### [Extracted records]

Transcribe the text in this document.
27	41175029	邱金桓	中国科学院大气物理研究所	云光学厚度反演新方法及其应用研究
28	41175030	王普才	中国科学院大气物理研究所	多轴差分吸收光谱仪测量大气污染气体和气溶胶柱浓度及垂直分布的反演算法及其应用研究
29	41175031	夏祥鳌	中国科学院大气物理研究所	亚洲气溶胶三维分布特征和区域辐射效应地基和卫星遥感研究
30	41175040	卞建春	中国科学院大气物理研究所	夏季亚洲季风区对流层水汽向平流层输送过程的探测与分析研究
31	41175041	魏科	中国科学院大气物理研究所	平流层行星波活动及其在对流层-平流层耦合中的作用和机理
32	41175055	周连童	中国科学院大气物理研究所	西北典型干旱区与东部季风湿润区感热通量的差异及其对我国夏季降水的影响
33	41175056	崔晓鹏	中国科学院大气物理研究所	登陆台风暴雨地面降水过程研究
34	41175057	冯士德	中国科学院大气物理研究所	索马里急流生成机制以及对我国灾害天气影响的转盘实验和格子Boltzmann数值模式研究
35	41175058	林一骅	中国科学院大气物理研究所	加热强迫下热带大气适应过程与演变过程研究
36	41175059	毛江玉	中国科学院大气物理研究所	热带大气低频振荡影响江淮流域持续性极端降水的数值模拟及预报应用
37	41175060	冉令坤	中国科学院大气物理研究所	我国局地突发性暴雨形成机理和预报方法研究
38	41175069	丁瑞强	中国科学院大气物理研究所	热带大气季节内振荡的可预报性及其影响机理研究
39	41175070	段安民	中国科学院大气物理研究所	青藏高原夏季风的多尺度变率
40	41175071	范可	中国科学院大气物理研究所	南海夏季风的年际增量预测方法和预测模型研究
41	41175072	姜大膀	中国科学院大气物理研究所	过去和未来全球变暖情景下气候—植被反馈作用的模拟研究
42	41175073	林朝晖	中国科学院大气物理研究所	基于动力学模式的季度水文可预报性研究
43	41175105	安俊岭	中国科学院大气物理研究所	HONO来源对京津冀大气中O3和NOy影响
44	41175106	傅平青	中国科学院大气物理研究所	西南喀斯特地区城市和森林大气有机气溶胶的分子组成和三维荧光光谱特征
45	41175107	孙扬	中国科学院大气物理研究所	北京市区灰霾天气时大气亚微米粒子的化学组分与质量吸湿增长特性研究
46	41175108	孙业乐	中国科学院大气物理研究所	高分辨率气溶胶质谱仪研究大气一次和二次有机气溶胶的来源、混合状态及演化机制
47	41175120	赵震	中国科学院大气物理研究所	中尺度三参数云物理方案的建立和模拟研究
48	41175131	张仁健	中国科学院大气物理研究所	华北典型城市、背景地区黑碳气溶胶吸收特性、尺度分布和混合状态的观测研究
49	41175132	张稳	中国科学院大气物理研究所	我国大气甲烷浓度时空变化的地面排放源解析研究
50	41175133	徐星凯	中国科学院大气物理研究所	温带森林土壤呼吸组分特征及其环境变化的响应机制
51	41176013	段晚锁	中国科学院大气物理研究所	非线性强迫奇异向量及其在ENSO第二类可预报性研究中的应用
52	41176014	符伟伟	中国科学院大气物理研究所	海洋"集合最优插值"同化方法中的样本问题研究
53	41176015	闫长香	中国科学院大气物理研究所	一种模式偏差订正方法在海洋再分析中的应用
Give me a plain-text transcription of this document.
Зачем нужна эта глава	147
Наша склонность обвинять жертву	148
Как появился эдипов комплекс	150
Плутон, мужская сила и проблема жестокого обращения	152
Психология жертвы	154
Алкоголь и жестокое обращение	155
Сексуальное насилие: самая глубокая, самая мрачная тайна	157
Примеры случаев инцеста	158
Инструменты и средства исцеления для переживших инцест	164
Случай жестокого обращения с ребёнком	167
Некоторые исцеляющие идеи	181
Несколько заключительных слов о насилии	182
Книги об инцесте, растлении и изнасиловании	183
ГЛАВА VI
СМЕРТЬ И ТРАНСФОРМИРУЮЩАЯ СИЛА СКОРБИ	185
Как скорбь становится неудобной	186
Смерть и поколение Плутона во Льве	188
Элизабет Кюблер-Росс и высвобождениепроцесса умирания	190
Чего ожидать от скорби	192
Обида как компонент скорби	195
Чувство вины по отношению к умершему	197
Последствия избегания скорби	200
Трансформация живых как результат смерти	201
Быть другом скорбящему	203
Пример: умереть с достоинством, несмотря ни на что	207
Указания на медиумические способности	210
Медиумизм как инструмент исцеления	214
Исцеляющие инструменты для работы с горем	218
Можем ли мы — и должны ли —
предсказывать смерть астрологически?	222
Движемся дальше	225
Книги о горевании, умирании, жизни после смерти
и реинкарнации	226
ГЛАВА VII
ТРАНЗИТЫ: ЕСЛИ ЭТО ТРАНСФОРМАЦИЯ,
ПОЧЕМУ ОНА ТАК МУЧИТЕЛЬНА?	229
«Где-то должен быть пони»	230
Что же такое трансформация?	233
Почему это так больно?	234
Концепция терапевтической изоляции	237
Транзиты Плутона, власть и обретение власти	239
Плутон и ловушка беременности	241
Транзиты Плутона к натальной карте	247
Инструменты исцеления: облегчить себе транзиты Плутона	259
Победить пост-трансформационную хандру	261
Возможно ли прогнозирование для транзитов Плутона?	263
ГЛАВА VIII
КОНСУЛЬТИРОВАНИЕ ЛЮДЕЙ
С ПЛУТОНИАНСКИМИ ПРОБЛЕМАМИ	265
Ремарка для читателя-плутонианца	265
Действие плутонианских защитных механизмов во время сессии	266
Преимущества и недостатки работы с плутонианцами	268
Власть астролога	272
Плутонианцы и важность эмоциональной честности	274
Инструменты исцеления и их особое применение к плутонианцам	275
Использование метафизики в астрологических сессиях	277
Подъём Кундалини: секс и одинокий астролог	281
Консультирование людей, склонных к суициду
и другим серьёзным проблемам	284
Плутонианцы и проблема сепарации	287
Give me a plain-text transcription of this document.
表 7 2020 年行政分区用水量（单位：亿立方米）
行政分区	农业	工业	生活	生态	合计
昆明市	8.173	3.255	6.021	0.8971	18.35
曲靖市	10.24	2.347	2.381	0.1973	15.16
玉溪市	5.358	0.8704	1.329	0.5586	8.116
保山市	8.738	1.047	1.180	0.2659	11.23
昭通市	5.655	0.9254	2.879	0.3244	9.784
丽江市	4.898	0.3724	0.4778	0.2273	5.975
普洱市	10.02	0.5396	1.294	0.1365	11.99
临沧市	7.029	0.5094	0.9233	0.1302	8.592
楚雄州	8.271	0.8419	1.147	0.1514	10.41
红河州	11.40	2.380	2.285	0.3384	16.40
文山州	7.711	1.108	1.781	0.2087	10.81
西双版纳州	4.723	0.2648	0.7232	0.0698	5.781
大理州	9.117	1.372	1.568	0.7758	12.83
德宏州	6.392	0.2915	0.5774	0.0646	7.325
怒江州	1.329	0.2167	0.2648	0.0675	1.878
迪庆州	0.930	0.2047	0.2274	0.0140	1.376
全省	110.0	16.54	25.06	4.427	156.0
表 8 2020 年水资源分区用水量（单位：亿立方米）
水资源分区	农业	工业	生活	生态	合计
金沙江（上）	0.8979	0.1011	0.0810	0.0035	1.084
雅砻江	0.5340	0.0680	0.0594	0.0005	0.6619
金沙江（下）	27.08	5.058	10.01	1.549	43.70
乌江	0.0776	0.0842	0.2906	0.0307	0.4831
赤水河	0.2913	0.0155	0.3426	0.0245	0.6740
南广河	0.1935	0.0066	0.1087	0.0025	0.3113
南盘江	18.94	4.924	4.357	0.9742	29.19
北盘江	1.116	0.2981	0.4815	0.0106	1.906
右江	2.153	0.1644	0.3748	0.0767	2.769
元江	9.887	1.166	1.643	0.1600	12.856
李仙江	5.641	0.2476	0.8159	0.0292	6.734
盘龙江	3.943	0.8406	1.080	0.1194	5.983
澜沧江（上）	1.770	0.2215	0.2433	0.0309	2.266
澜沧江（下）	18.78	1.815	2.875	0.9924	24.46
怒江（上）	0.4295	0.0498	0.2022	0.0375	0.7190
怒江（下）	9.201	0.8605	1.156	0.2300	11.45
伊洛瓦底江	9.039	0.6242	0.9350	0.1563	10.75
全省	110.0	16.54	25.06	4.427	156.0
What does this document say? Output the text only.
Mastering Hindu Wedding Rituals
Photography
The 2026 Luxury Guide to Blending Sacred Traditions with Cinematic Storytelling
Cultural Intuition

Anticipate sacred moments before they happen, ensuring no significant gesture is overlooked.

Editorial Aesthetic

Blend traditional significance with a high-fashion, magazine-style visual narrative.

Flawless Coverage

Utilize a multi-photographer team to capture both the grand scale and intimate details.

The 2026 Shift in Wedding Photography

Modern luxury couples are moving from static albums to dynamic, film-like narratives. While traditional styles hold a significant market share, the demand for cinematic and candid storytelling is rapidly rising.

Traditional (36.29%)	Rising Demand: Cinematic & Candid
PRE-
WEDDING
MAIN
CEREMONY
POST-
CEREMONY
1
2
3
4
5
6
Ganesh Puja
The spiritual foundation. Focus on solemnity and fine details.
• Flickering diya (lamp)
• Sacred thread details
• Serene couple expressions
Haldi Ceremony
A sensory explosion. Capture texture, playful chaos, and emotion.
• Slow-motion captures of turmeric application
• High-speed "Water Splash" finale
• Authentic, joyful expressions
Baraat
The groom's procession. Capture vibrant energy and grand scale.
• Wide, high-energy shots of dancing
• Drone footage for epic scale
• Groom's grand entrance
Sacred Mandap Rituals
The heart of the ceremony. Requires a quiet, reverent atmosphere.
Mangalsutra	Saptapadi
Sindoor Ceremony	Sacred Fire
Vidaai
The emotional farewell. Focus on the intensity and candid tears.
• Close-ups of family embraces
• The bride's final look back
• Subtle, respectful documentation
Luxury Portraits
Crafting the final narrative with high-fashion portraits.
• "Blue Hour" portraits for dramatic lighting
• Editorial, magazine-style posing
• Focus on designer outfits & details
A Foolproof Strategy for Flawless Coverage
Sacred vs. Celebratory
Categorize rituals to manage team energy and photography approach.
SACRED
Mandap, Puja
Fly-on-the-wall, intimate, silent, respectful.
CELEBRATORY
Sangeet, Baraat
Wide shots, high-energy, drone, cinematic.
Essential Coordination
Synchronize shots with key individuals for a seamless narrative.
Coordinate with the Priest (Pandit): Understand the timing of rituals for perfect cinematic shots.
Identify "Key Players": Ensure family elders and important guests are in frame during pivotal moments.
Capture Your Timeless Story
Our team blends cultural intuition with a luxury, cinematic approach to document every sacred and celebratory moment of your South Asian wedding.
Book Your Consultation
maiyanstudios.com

### [Task brief]
Find the lines that include the string "scale", then copy each of them.

### [Result for this task]
Utilize a multi-photographer team to capture both the grand scale and intimate details.
The groom's procession. Capture vibrant energy and grand scale.
• Drone footage for epic scale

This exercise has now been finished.